***** RECORDS
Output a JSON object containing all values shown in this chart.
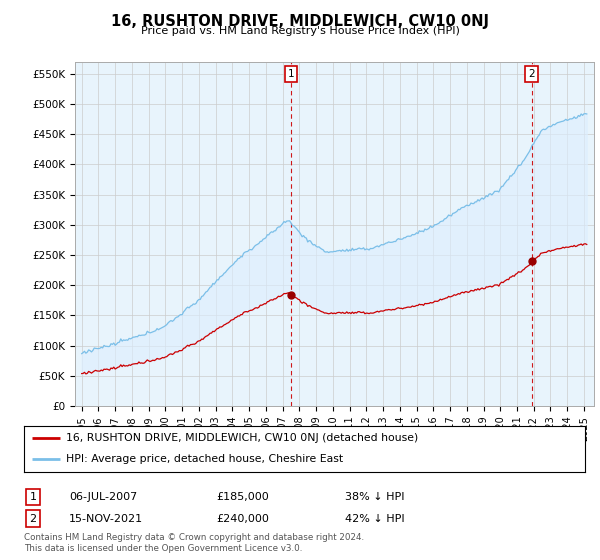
{
  "title": "16, RUSHTON DRIVE, MIDDLEWICH, CW10 0NJ",
  "subtitle": "Price paid vs. HM Land Registry's House Price Index (HPI)",
  "ylabel_ticks": [
    "£0",
    "£50K",
    "£100K",
    "£150K",
    "£200K",
    "£250K",
    "£300K",
    "£350K",
    "£400K",
    "£450K",
    "£500K",
    "£550K"
  ],
  "ytick_values": [
    0,
    50000,
    100000,
    150000,
    200000,
    250000,
    300000,
    350000,
    400000,
    450000,
    500000,
    550000
  ],
  "ylim": [
    0,
    570000
  ],
  "xlim_start": 1994.6,
  "xlim_end": 2025.6,
  "hpi_color": "#7bbfe8",
  "hpi_fill_color": "#ddeeff",
  "price_color": "#cc0000",
  "marker1_year": 2007.5,
  "marker2_year": 2021.88,
  "marker1_price": 185000,
  "marker2_price": 240000,
  "legend_label_red": "16, RUSHTON DRIVE, MIDDLEWICH, CW10 0NJ (detached house)",
  "legend_label_blue": "HPI: Average price, detached house, Cheshire East",
  "table_row1": [
    "1",
    "06-JUL-2007",
    "£185,000",
    "38% ↓ HPI"
  ],
  "table_row2": [
    "2",
    "15-NOV-2021",
    "£240,000",
    "42% ↓ HPI"
  ],
  "footer": "Contains HM Land Registry data © Crown copyright and database right 2024.\nThis data is licensed under the Open Government Licence v3.0.",
  "background_color": "#ffffff",
  "grid_color": "#cccccc"
}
**********
- PROBLEM DESCRIPTION: Copy every line above word for word and exclude the pictures.

- RESULT:
Output a JSON object containing all values shown in this chart.
{
  "title": "16, RUSHTON DRIVE, MIDDLEWICH, CW10 0NJ",
  "subtitle": "Price paid vs. HM Land Registry's House Price Index (HPI)",
  "ylabel_ticks": [
    "£0",
    "£50K",
    "£100K",
    "£150K",
    "£200K",
    "£250K",
    "£300K",
    "£350K",
    "£400K",
    "£450K",
    "£500K",
    "£550K"
  ],
  "ytick_values": [
    0,
    50000,
    100000,
    150000,
    200000,
    250000,
    300000,
    350000,
    400000,
    450000,
    500000,
    550000
  ],
  "ylim": [
    0,
    570000
  ],
  "xlim_start": 1994.6,
  "xlim_end": 2025.6,
  "hpi_color": "#7bbfe8",
  "hpi_fill_color": "#ddeeff",
  "price_color": "#cc0000",
  "marker1_year": 2007.5,
  "marker2_year": 2021.88,
  "marker1_price": 185000,
  "marker2_price": 240000,
  "legend_label_red": "16, RUSHTON DRIVE, MIDDLEWICH, CW10 0NJ (detached house)",
  "legend_label_blue": "HPI: Average price, detached house, Cheshire East",
  "table_row1": [
    "1",
    "06-JUL-2007",
    "£185,000",
    "38% ↓ HPI"
  ],
  "table_row2": [
    "2",
    "15-NOV-2021",
    "£240,000",
    "42% ↓ HPI"
  ],
  "footer": "Contains HM Land Registry data © Crown copyright and database right 2024.\nThis data is licensed under the Open Government Licence v3.0.",
  "background_color": "#ffffff",
  "grid_color": "#cccccc"
}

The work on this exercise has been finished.